Saved entries
++++

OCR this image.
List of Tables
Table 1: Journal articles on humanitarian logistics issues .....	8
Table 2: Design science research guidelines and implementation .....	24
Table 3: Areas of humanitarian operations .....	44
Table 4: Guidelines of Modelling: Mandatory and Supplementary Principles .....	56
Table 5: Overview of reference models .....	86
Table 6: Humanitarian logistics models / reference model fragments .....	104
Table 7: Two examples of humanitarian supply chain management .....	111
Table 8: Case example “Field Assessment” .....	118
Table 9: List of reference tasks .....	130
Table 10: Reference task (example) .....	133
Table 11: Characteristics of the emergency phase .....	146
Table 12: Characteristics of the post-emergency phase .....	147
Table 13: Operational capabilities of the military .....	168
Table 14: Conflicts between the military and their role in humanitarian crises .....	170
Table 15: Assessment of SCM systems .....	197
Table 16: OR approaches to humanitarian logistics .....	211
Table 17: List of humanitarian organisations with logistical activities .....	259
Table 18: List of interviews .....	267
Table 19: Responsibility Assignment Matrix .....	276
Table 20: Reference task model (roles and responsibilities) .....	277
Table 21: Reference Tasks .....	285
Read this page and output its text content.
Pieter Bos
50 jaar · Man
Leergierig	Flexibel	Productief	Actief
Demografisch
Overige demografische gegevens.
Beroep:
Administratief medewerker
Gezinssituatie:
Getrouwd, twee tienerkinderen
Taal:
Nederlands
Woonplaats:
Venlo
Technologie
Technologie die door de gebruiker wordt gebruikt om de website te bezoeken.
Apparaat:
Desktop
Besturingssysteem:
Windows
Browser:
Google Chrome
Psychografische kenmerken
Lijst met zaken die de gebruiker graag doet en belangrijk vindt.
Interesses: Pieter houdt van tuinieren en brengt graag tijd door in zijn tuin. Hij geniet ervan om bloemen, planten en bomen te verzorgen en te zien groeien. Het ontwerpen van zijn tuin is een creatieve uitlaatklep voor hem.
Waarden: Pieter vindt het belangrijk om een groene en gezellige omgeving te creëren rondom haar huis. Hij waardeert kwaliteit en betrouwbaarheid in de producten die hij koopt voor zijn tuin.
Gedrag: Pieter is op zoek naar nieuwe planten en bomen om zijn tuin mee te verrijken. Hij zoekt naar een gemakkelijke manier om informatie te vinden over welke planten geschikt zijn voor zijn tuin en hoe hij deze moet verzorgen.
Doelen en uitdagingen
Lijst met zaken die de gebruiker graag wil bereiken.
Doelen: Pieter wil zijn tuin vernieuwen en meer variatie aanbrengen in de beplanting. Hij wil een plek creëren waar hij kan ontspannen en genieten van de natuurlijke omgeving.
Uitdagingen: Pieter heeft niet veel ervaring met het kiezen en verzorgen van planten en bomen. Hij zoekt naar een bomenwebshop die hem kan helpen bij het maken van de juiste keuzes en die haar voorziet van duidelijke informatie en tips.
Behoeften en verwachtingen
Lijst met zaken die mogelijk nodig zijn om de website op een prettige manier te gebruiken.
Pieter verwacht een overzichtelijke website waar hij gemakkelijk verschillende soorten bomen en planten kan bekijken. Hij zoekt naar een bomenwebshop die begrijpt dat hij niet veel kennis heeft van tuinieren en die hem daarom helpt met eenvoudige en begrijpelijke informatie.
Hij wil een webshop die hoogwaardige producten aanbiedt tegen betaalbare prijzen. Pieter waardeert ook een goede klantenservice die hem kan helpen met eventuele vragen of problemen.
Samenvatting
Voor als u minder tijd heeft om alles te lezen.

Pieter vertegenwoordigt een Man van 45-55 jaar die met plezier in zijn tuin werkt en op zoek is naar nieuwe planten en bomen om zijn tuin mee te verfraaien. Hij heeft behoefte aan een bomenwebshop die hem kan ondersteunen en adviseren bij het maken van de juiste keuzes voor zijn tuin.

++++

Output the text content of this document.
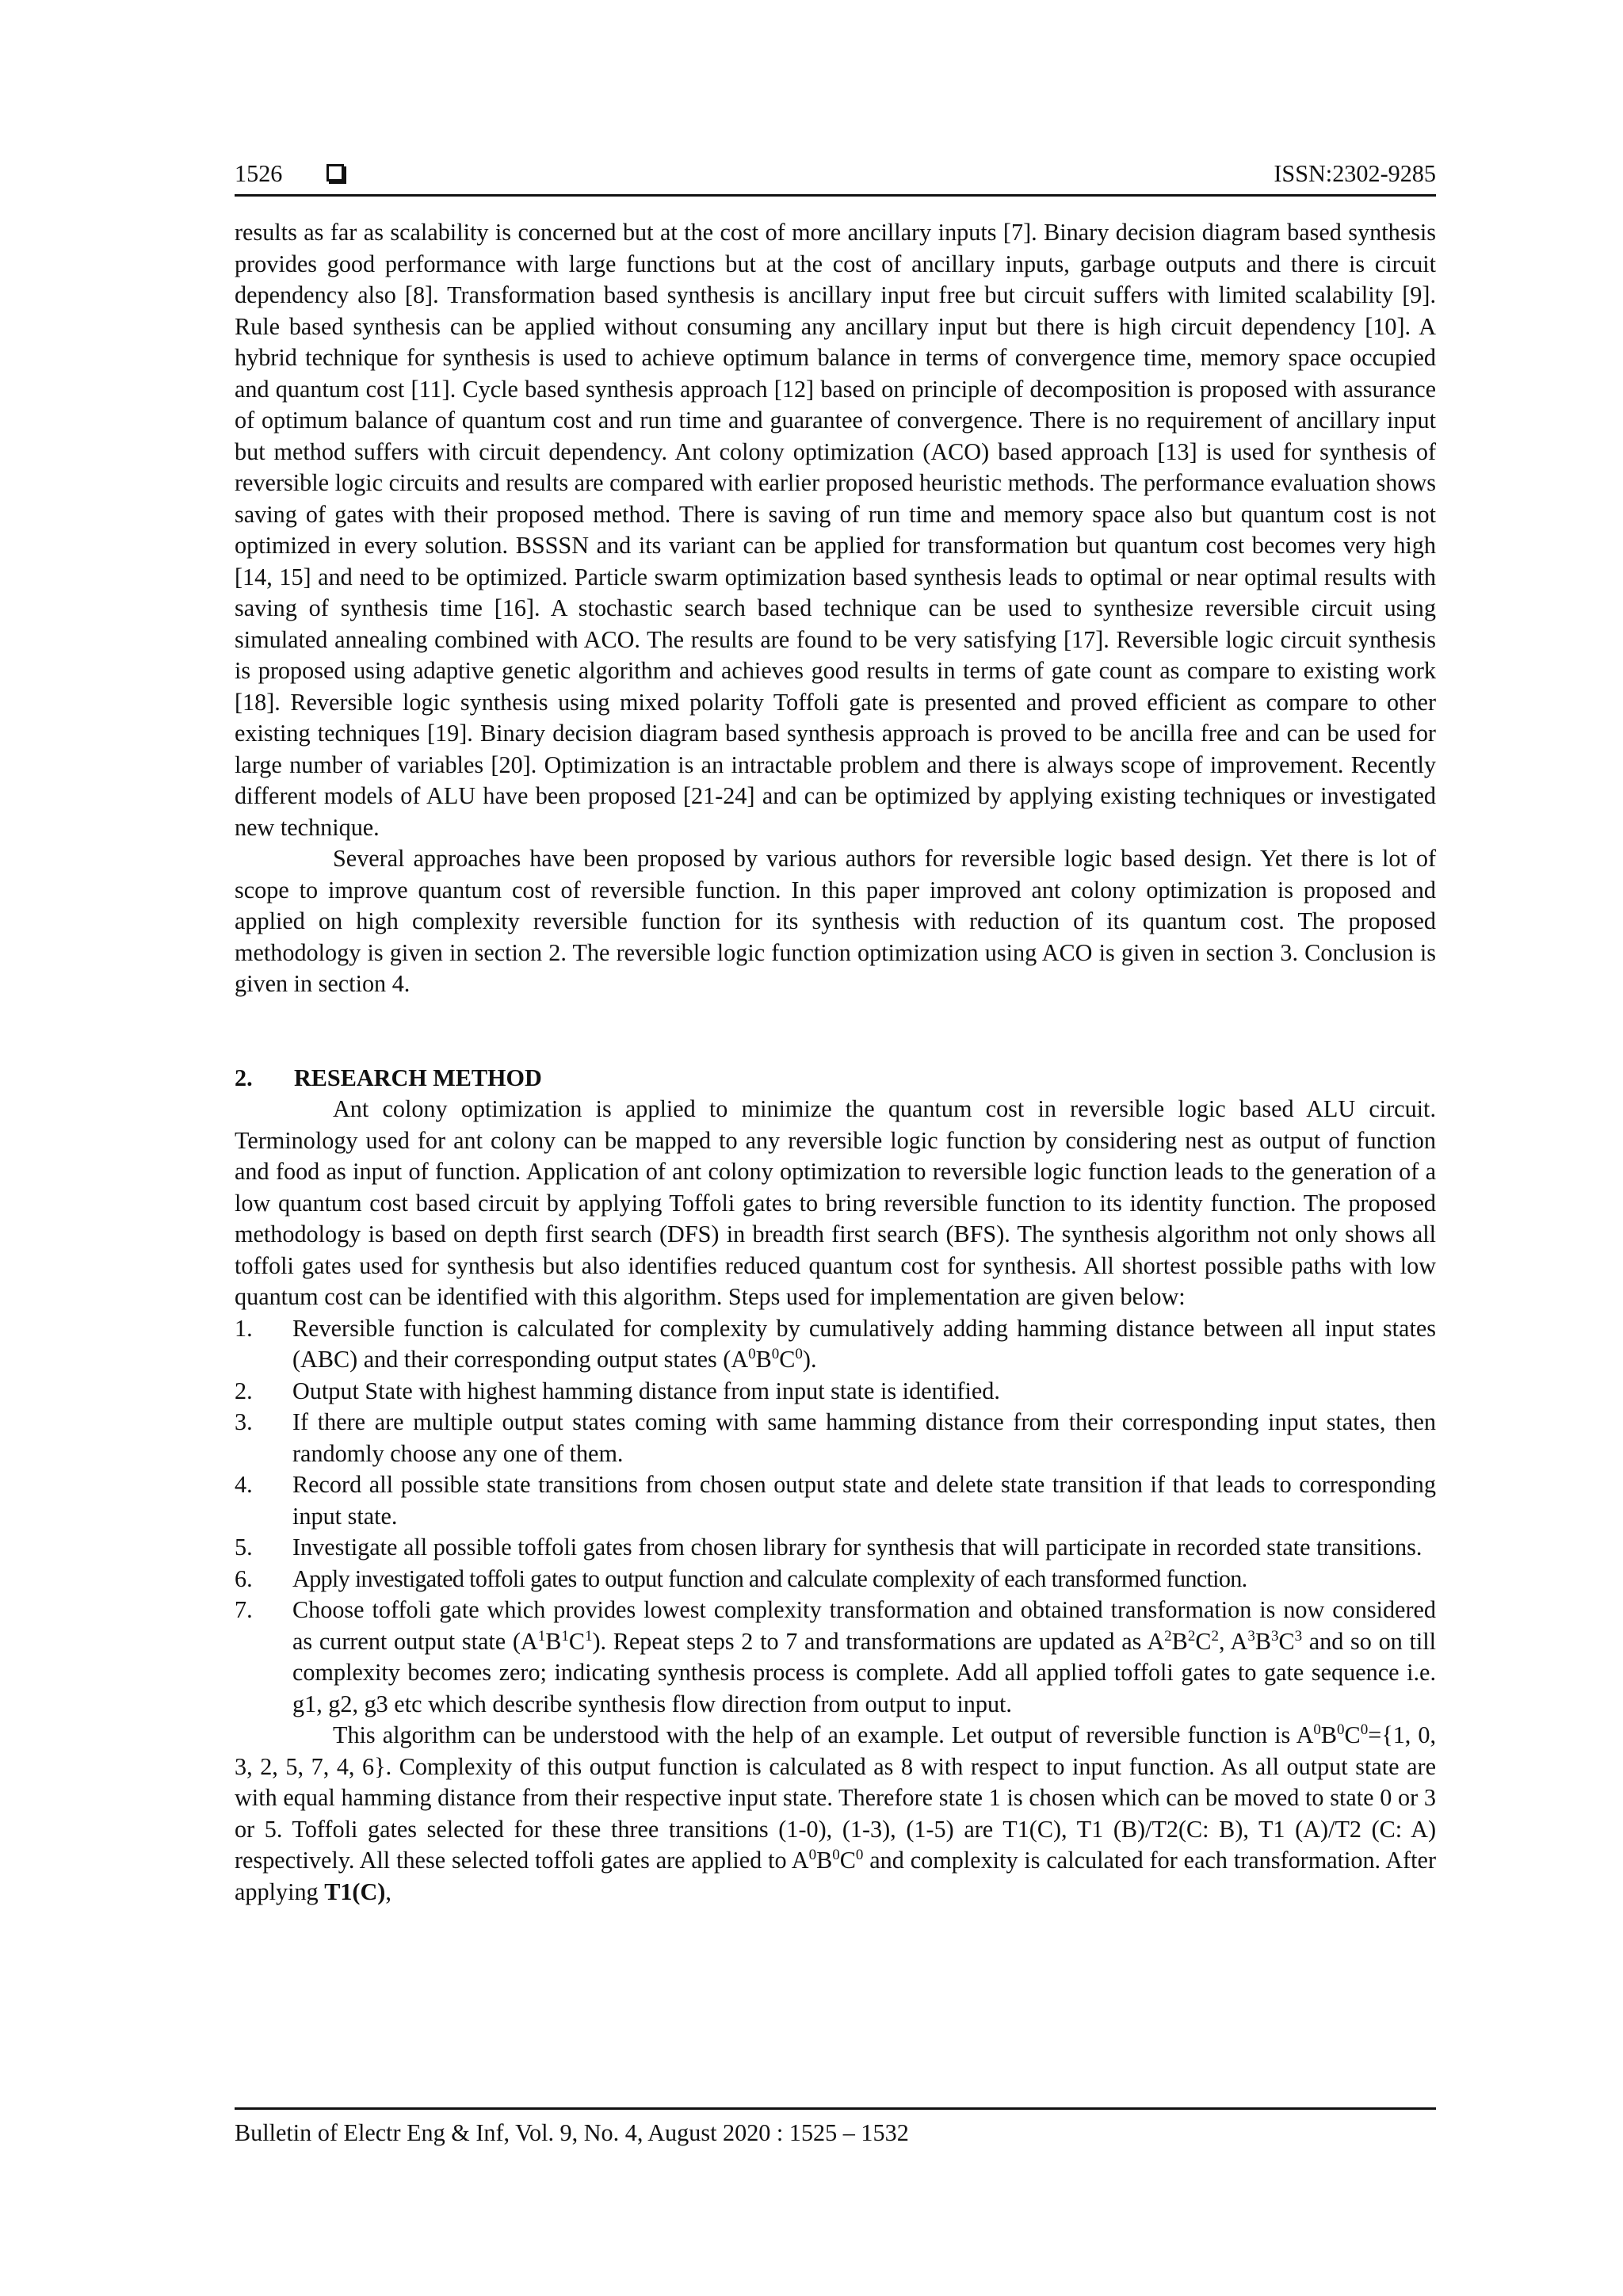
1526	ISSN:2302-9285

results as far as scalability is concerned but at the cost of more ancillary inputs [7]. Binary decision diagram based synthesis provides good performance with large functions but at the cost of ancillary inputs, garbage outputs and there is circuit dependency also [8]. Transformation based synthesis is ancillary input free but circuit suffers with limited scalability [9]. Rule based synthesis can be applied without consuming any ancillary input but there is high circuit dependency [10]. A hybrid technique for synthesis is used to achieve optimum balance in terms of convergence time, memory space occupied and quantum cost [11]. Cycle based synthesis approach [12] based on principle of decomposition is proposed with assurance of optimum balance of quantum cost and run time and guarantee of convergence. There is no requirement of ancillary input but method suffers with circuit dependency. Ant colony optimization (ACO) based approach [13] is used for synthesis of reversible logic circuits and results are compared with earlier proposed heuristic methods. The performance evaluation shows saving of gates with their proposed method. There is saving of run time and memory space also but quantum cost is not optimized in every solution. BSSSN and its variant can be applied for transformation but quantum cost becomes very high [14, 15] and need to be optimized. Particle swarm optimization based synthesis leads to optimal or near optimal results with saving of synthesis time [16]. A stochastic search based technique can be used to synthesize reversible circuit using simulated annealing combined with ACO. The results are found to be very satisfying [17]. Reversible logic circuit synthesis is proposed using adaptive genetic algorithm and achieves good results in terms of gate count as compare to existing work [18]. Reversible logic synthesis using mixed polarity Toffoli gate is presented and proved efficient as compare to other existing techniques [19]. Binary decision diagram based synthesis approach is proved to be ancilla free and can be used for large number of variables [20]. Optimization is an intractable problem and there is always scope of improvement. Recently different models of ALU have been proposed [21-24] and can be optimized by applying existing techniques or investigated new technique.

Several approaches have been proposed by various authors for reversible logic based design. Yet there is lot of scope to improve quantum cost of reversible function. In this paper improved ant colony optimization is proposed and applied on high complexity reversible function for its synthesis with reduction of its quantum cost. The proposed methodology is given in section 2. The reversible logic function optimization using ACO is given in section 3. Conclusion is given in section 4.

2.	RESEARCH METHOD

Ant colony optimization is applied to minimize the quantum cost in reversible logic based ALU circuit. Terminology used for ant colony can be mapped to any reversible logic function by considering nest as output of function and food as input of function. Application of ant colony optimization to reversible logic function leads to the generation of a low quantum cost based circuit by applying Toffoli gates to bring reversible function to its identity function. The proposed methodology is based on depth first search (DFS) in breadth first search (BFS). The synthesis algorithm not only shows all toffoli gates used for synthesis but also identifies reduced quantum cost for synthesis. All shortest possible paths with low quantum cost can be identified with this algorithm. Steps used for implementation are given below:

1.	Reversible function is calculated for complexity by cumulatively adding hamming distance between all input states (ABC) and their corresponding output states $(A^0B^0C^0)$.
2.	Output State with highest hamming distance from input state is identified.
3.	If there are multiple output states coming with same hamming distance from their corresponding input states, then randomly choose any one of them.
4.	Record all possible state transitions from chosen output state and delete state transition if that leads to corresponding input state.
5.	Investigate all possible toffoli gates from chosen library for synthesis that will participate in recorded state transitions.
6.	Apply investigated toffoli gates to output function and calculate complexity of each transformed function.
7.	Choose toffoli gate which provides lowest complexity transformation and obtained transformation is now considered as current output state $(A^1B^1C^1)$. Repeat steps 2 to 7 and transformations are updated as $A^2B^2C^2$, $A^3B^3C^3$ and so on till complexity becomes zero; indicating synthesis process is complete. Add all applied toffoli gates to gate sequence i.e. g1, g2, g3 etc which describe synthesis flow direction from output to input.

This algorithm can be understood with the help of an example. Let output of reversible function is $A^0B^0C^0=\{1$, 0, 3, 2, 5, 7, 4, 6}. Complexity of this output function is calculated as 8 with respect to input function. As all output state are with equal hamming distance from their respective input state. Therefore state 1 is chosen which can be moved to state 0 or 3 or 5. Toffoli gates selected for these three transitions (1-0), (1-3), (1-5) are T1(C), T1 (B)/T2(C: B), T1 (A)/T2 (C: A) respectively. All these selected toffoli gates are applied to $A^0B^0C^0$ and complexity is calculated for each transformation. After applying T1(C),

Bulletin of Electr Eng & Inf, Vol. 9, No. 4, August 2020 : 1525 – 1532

++++

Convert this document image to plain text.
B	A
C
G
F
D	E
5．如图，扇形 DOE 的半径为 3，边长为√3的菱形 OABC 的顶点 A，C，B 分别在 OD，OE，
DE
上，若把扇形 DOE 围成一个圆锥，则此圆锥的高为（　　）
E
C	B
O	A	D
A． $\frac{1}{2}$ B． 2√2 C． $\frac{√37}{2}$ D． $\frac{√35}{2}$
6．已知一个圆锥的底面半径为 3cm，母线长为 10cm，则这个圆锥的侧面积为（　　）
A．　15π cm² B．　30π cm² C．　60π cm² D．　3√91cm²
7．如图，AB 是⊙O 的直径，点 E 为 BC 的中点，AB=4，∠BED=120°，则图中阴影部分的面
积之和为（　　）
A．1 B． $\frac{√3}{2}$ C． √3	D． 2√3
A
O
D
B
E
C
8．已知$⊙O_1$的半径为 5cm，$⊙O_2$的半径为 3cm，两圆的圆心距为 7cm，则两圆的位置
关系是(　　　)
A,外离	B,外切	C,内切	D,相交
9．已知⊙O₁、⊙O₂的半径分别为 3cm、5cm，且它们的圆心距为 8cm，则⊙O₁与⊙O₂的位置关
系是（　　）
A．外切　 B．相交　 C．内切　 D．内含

++++

§ JOB
Look through the entries above; copy each line where the string "gebruiker" appears.

§ THE RESULT
Technologie die door de gebruiker wordt gebruikt om de website te bezoeken.
Lijst met zaken die de gebruiker graag doet en belangrijk vindt.
Lijst met zaken die de gebruiker graag wil bereiken.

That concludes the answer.